GIVEN RECORDS.

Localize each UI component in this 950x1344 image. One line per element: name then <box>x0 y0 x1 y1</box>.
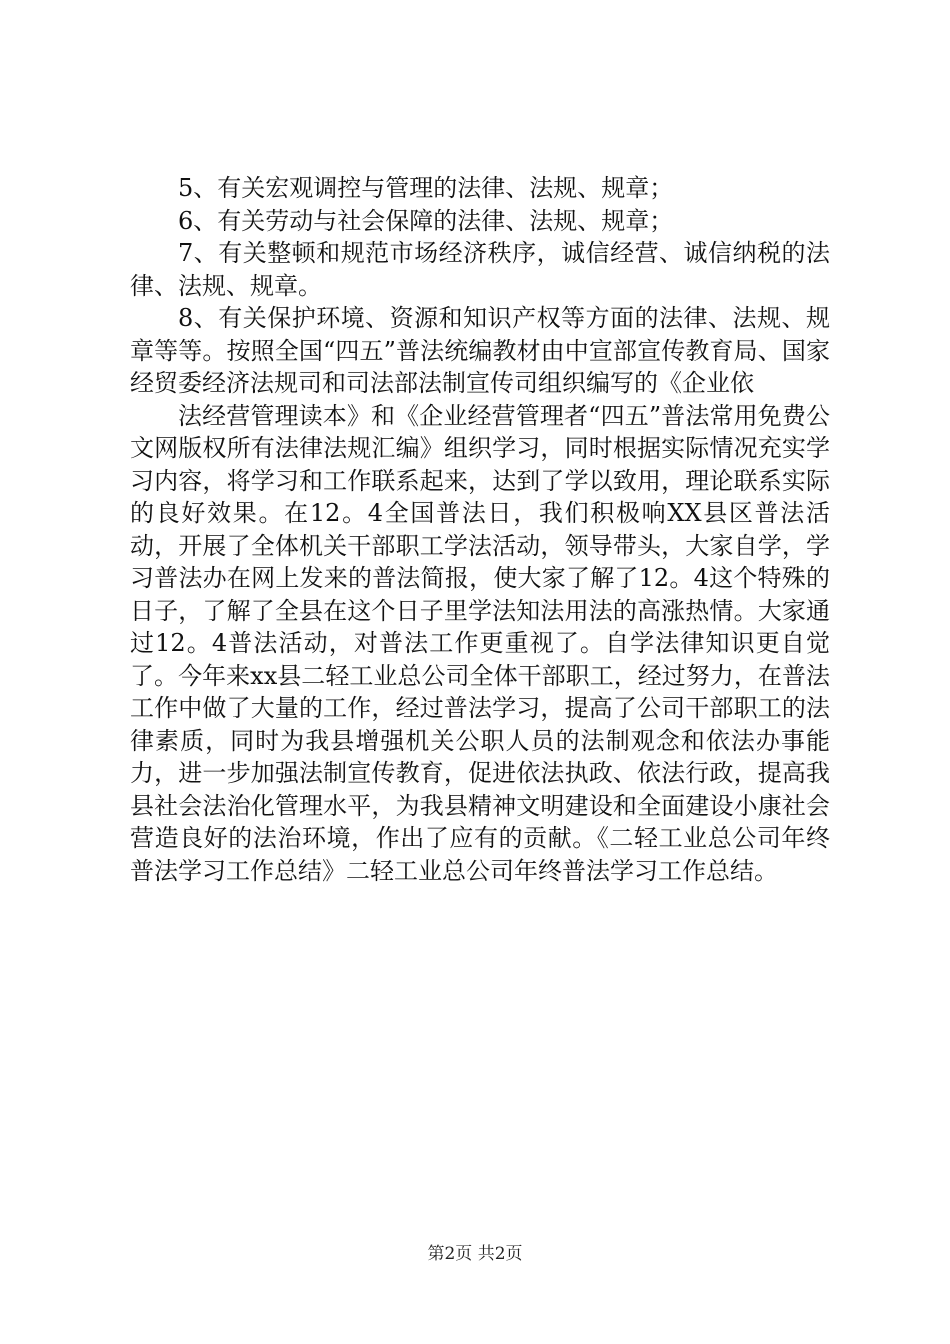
paragraph-item-8: 8、有关保护环境、资源和知识产权等方面的法律、法规、规章等等。按照全国“四五”普法统编教材由中宣部宣传教育局、国家经贸委经济法规司和司法部法制宣传司组织编写的《企业依 <box>130 304 830 397</box>
document-body <box>130 172 830 887</box>
paragraph-summary: 法经营管理读本》和《企业经营管理者“四五”普法常用免费公文网版权所有法律法规汇编》组织学习，同时根据实际情况充实学习内容，将学习和工作联系起来，达到了学以致用，理论联系实际的良好效果。在12。4全国普法日，我们积极响XX县区普法活动，开展了全体机关干部职工学法活动，领导带头，大家自学，学习普法办在网上发来的普法简报，使大家了解了12。4这个特殊的日子，了解了全县在这个日子里学法知法用法的高涨热情。大家通过12。4普法活动，对普法工作更重视了。自学法律知识更自觉了。今年来xx县二轻工业总公司全体干部职工，经过努力，在普法工作中做了大量的工作，经过普法学习，提高了公司干部职工的法律素质，同时为我县增强机关公职人员的法制观念和依法办事能力，进一步加强法制宣传教育，促进依法执政、依法行政，提高我县社会法治化管理水平，为我县精神文明建设和全面建设小康社会营造良好的法治环境，作出了应有的贡献。《二轻工业总公司年终普法学习工作总结》二轻工业总公司年终普法学习工作总结。 <box>130 401 830 885</box>
paragraph-item-6: 6、有关劳动与社会保障的法律、法规、规章； <box>178 206 674 235</box>
page-number-footer: 第2页 共2页 <box>427 1244 523 1264</box>
paragraph-item-5: 5、有关宏观调控与管理的法律、法规、规章； <box>178 174 674 202</box>
paragraph-item-7: 7、有关整顿和规范市场经济秩序，诚信经营、诚信纳税的法律、法规、规章。 <box>130 239 830 300</box>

DIRECTION. Rewrite the rows from the line containing "304 830 397</box>" through the end of the rows, putting "paragraph-body" wherever "paragraph-summary" appears and keeping everything else the same.

THE ANSWER.
paragraph-item-8: 8、有关保护环境、资源和知识产权等方面的法律、法规、规章等等。按照全国“四五”普法统编教材由中宣部宣传教育局、国家经贸委经济法规司和司法部法制宣传司组织编写的《企业依 <box>130 304 830 397</box>
document-body <box>130 172 830 887</box>
paragraph-body: 法经营管理读本》和《企业经营管理者“四五”普法常用免费公文网版权所有法律法规汇编》组织学习，同时根据实际情况充实学习内容，将学习和工作联系起来，达到了学以致用，理论联系实际的良好效果。在12。4全国普法日，我们积极响XX县区普法活动，开展了全体机关干部职工学法活动，领导带头，大家自学，学习普法办在网上发来的普法简报，使大家了解了12。4这个特殊的日子，了解了全县在这个日子里学法知法用法的高涨热情。大家通过12。4普法活动，对普法工作更重视了。自学法律知识更自觉了。今年来xx县二轻工业总公司全体干部职工，经过努力，在普法工作中做了大量的工作，经过普法学习，提高了公司干部职工的法律素质，同时为我县增强机关公职人员的法制观念和依法办事能力，进一步加强法制宣传教育，促进依法执政、依法行政，提高我县社会法治化管理水平，为我县精神文明建设和全面建设小康社会营造良好的法治环境，作出了应有的贡献。《二轻工业总公司年终普法学习工作总结》二轻工业总公司年终普法学习工作总结。 <box>130 401 830 885</box>
paragraph-item-6: 6、有关劳动与社会保障的法律、法规、规章； <box>178 206 674 235</box>
page-number-footer: 第2页 共2页 <box>427 1244 523 1264</box>
paragraph-item-5: 5、有关宏观调控与管理的法律、法规、规章； <box>178 174 674 202</box>
paragraph-item-7: 7、有关整顿和规范市场经济秩序，诚信经营、诚信纳税的法律、法规、规章。 <box>130 239 830 300</box>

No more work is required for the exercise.